Exercise aim:
Transcribe, word for word, the line containing "Read all visible content and emit it as JSON." and each line following it through the end of the listing below. Omit all other lines.

Supplied entries:
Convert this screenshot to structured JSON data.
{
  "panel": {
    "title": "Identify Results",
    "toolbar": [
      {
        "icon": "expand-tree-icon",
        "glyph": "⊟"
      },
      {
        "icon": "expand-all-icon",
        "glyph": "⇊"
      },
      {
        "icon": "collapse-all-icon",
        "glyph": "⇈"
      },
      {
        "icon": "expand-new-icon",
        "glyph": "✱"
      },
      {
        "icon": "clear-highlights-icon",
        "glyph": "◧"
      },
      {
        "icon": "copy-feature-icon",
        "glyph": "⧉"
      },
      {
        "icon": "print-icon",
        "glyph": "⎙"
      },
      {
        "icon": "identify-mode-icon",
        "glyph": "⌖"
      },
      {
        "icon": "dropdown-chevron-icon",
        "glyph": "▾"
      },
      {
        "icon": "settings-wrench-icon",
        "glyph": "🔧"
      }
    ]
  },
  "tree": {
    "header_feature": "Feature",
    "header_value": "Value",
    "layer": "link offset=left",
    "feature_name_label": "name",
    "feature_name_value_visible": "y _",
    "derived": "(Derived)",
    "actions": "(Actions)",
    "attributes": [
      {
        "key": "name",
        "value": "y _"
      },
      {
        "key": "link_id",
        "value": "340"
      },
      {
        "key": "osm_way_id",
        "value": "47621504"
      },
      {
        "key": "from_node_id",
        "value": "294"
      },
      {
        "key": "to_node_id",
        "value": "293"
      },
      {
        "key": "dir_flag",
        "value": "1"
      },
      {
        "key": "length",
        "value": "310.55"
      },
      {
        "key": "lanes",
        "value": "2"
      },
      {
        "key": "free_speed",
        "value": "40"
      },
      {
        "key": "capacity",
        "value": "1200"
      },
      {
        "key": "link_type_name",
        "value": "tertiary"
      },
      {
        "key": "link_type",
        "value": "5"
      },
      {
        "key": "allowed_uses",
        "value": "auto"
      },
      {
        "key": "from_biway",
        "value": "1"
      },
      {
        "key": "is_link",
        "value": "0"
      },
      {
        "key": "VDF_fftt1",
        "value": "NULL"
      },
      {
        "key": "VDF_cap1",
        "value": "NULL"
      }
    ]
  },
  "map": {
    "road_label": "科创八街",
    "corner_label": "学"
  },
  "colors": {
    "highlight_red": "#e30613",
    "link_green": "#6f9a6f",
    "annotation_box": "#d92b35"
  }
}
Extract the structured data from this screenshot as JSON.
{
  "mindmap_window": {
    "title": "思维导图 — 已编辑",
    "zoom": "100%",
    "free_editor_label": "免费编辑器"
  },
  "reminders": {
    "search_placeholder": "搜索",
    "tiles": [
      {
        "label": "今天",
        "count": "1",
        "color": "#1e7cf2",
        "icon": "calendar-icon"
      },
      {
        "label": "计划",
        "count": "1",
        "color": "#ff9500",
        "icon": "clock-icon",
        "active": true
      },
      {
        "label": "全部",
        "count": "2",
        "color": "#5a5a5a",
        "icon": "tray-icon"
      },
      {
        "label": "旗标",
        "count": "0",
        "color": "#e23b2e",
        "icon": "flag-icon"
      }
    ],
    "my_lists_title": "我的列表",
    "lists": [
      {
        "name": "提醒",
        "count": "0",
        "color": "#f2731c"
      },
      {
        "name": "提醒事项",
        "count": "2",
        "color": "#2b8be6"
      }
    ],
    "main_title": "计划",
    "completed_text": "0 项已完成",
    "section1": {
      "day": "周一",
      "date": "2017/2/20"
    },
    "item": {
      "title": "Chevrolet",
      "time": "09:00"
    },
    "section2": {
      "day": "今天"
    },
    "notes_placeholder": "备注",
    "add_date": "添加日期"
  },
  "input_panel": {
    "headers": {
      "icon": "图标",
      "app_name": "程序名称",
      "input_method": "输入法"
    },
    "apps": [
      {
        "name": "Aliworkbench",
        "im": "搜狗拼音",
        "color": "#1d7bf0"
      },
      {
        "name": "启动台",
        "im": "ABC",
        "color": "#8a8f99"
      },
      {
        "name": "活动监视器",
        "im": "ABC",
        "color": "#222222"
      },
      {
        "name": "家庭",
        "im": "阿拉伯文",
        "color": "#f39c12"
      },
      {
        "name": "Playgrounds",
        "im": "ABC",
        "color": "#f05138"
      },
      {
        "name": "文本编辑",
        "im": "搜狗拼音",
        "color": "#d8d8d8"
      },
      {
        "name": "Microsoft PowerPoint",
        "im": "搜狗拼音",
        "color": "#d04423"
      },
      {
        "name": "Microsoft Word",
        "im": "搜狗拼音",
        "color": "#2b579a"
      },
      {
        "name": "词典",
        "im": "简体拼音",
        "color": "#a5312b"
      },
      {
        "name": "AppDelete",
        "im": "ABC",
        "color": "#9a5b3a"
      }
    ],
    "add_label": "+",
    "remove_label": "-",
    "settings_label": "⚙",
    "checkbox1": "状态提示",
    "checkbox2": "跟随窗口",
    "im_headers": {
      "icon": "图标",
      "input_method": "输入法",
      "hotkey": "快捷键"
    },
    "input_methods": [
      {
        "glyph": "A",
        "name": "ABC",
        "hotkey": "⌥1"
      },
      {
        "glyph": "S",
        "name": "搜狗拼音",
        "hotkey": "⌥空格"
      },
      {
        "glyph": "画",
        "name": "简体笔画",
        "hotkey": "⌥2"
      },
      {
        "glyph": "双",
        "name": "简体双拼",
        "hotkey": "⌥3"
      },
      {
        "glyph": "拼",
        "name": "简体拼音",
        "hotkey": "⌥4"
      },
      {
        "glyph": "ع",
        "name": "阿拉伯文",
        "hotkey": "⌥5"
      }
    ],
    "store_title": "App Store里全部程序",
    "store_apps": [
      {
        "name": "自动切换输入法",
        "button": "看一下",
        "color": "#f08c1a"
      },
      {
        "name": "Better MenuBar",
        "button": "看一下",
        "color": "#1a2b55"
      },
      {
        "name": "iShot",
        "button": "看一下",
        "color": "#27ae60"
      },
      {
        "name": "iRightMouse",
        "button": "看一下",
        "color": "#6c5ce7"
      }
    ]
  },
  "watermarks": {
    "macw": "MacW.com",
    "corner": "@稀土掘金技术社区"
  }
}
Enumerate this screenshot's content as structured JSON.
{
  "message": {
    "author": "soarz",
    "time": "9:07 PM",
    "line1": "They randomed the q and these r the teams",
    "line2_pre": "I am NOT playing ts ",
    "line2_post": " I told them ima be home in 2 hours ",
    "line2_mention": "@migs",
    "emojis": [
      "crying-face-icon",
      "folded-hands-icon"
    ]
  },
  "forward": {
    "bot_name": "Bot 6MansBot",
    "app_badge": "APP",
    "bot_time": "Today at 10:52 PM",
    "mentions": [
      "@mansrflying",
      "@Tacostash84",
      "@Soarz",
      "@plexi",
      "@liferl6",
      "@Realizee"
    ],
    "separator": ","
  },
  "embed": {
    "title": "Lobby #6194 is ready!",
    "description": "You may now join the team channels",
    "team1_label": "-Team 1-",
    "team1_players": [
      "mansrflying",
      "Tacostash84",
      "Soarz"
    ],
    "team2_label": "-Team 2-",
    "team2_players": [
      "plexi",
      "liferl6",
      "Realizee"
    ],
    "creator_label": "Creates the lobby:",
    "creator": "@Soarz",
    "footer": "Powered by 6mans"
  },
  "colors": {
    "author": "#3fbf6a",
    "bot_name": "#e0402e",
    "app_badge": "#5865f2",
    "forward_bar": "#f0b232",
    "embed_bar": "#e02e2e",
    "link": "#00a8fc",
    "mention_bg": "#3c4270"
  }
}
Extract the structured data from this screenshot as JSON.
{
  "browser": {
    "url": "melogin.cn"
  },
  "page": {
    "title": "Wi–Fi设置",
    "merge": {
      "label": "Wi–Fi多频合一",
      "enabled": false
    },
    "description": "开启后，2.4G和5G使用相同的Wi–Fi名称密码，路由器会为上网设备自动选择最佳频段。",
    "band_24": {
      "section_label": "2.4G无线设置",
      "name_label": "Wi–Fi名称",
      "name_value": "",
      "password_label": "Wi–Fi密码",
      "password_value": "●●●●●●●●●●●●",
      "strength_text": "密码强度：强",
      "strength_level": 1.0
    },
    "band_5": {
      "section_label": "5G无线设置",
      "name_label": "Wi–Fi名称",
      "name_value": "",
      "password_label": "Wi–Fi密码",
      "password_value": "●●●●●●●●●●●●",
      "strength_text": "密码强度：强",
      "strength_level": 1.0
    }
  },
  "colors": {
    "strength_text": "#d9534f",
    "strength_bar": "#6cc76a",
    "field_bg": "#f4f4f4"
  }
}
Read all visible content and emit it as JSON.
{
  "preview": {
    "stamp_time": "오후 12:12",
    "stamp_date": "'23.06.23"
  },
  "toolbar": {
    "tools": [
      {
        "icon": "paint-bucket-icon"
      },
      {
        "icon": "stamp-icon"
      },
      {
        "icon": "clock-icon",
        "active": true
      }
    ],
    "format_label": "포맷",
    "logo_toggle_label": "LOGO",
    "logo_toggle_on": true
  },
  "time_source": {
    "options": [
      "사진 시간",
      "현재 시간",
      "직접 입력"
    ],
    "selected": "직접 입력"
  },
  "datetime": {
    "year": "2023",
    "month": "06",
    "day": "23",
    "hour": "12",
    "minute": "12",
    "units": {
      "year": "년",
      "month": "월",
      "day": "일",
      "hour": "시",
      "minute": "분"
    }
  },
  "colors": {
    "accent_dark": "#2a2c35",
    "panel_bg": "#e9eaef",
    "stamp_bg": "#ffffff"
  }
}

Result:
Read all visible content and emit it as JSON.
{
  "preview": {
    "stamp_time": "오후 12:12",
    "stamp_date": "'23.06.23"
  },
  "toolbar": {
    "tools": [
      {
        "icon": "paint-bucket-icon"
      },
      {
        "icon": "stamp-icon"
      },
      {
        "icon": "clock-icon",
        "active": true
      }
    ],
    "format_label": "포맷",
    "logo_toggle_label": "LOGO",
    "logo_toggle_on": true
  },
  "time_source": {
    "options": [
      "사진 시간",
      "현재 시간",
      "직접 입력"
    ],
    "selected": "직접 입력"
  },
  "datetime": {
    "year": "2023",
    "month": "06",
    "day": "23",
    "hour": "12",
    "minute": "12",
    "units": {
      "year": "년",
      "month": "월",
      "day": "일",
      "hour": "시",
      "minute": "분"
    }
  },
  "colors": {
    "accent_dark": "#2a2c35",
    "panel_bg": "#e9eaef",
    "stamp_bg": "#ffffff"
  }
}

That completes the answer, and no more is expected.